Write out the listing below without alteration, omitting its pictures.
──────
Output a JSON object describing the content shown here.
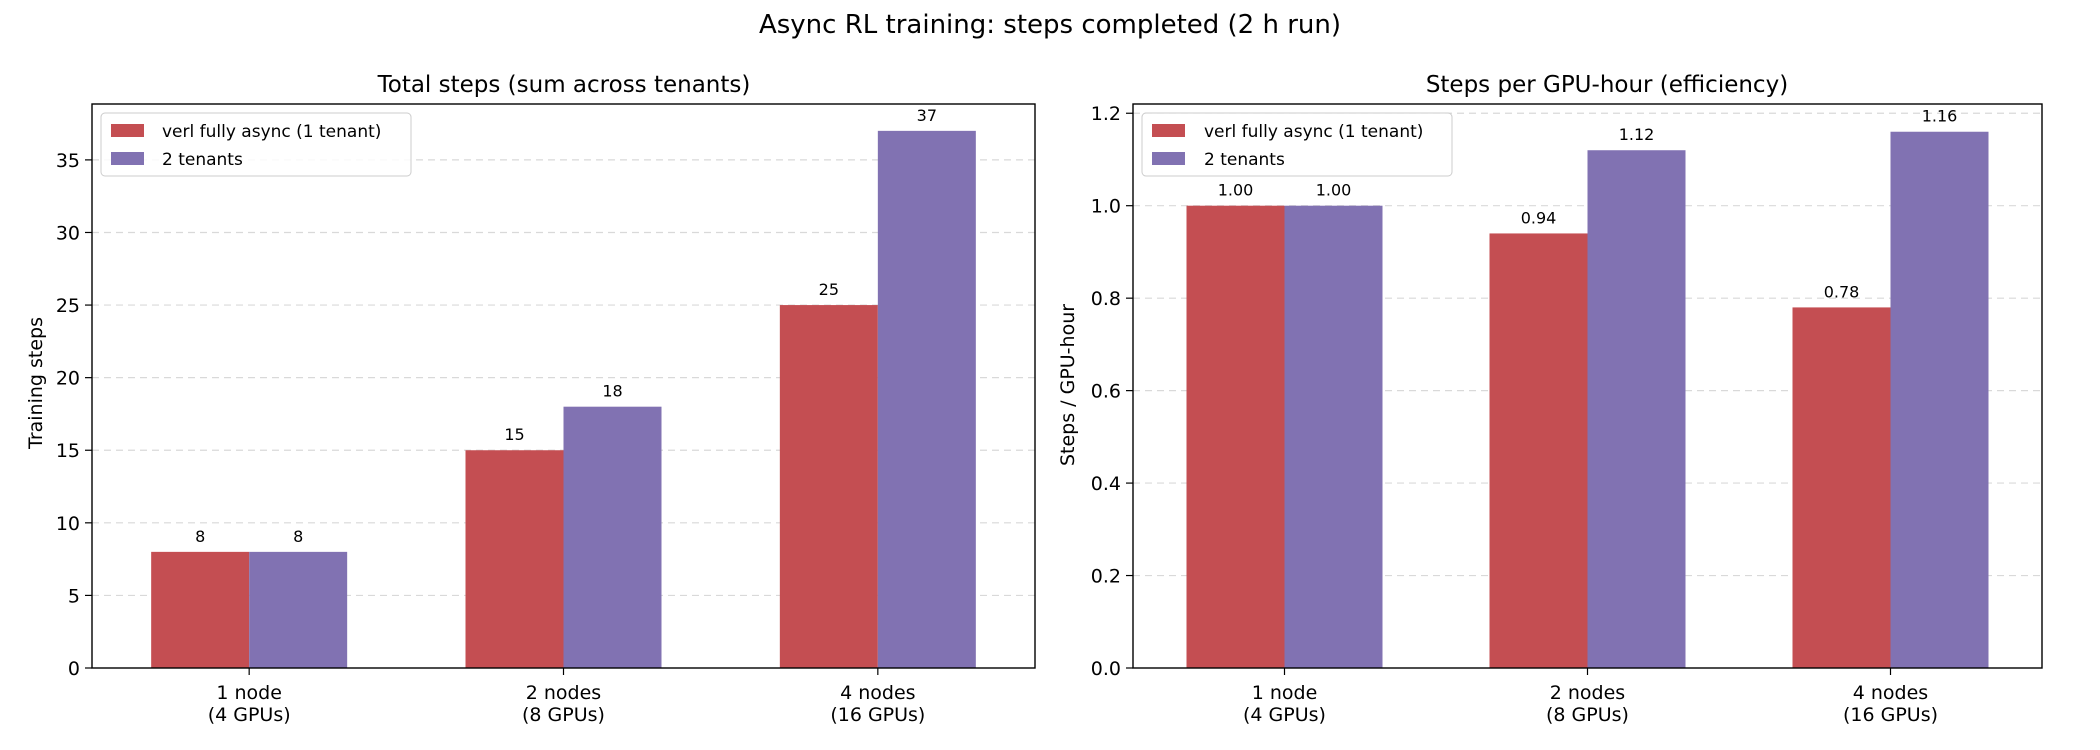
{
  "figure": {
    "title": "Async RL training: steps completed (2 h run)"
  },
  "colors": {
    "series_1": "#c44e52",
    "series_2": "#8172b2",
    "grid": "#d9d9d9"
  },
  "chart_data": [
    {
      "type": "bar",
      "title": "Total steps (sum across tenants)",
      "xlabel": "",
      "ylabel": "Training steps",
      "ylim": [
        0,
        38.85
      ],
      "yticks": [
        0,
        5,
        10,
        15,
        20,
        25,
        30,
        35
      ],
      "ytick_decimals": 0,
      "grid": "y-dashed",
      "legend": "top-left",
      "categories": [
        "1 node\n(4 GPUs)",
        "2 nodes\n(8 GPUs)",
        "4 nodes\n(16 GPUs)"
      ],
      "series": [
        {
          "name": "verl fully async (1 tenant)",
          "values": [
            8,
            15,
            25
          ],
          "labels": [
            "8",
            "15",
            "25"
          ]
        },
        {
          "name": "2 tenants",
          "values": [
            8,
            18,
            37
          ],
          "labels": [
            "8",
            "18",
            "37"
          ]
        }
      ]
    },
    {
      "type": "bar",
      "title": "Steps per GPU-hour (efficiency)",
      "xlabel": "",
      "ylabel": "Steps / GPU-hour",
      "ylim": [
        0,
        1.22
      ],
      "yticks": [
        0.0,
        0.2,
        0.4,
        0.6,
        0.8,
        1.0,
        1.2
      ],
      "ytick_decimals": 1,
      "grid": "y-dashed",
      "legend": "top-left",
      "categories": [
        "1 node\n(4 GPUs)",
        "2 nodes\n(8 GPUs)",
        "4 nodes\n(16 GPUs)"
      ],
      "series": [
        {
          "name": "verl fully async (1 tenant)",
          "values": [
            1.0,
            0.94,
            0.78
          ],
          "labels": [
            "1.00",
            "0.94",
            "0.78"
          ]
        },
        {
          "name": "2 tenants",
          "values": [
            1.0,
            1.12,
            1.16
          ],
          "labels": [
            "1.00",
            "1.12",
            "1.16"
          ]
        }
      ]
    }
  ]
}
──────
■ **Solution**
Output a JSON object describing the content shown here.
{
  "figure": {
    "title": "Async RL training: steps completed (2 h run)"
  },
  "colors": {
    "series_1": "#c44e52",
    "series_2": "#8172b2",
    "grid": "#d9d9d9"
  },
  "chart_data": [
    {
      "type": "bar",
      "title": "Total steps (sum across tenants)",
      "xlabel": "",
      "ylabel": "Training steps",
      "ylim": [
        0,
        38.85
      ],
      "yticks": [
        0,
        5,
        10,
        15,
        20,
        25,
        30,
        35
      ],
      "ytick_decimals": 0,
      "grid": "y-dashed",
      "legend": "top-left",
      "categories": [
        "1 node\n(4 GPUs)",
        "2 nodes\n(8 GPUs)",
        "4 nodes\n(16 GPUs)"
      ],
      "series": [
        {
          "name": "verl fully async (1 tenant)",
          "values": [
            8,
            15,
            25
          ],
          "labels": [
            "8",
            "15",
            "25"
          ]
        },
        {
          "name": "2 tenants",
          "values": [
            8,
            18,
            37
          ],
          "labels": [
            "8",
            "18",
            "37"
          ]
        }
      ]
    },
    {
      "type": "bar",
      "title": "Steps per GPU-hour (efficiency)",
      "xlabel": "",
      "ylabel": "Steps / GPU-hour",
      "ylim": [
        0,
        1.22
      ],
      "yticks": [
        0.0,
        0.2,
        0.4,
        0.6,
        0.8,
        1.0,
        1.2
      ],
      "ytick_decimals": 1,
      "grid": "y-dashed",
      "legend": "top-left",
      "categories": [
        "1 node\n(4 GPUs)",
        "2 nodes\n(8 GPUs)",
        "4 nodes\n(16 GPUs)"
      ],
      "series": [
        {
          "name": "verl fully async (1 tenant)",
          "values": [
            1.0,
            0.94,
            0.78
          ],
          "labels": [
            "1.00",
            "0.94",
            "0.78"
          ]
        },
        {
          "name": "2 tenants",
          "values": [
            1.0,
            1.12,
            1.16
          ],
          "labels": [
            "1.00",
            "1.12",
            "1.16"
          ]
        }
      ]
    }
  ]
}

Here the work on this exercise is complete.